» **Problem description**
Go through the material below, count the lines with the word "BANGLORE", and reply with the count alone.

» **Recorded information**
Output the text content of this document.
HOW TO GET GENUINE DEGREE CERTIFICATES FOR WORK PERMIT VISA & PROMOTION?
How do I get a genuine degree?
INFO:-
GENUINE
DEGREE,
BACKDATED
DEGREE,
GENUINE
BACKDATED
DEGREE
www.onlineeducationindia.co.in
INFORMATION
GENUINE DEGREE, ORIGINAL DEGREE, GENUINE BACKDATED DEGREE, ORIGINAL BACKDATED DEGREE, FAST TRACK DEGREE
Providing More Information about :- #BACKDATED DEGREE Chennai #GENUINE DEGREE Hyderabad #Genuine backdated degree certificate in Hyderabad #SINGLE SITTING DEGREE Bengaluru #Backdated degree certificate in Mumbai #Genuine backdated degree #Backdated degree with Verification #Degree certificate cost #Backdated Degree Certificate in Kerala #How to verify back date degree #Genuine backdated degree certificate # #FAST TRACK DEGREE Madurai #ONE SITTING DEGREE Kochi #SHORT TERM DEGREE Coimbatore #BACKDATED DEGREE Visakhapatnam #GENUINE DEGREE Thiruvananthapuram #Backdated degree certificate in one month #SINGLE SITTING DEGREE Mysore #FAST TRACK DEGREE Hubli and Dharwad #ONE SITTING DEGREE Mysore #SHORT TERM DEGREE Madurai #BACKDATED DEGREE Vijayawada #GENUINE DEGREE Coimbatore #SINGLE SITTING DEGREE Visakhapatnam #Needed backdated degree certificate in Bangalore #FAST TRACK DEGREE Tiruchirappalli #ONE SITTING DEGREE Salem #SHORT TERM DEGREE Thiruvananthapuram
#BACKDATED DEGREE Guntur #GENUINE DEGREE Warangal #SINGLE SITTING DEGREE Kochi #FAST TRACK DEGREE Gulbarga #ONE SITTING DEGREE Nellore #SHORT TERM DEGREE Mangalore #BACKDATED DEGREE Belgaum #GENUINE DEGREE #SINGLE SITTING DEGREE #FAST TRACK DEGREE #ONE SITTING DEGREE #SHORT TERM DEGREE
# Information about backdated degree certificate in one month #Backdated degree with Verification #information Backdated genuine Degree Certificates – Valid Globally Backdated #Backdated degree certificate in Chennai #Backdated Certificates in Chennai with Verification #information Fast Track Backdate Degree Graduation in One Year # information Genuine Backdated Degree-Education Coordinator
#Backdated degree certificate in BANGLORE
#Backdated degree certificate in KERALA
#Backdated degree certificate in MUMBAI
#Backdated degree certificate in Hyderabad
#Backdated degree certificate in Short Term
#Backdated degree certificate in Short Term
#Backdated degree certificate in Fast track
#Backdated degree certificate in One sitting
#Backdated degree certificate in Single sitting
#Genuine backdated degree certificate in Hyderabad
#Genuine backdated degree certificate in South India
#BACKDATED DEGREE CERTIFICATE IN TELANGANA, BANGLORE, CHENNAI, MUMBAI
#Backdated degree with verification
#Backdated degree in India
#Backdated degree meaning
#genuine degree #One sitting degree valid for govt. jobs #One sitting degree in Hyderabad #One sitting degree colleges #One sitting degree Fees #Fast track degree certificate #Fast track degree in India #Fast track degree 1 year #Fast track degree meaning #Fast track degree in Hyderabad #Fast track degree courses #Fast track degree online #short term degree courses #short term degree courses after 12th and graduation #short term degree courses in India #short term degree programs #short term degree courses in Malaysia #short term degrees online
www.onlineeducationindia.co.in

» **Reply to the exercise**
2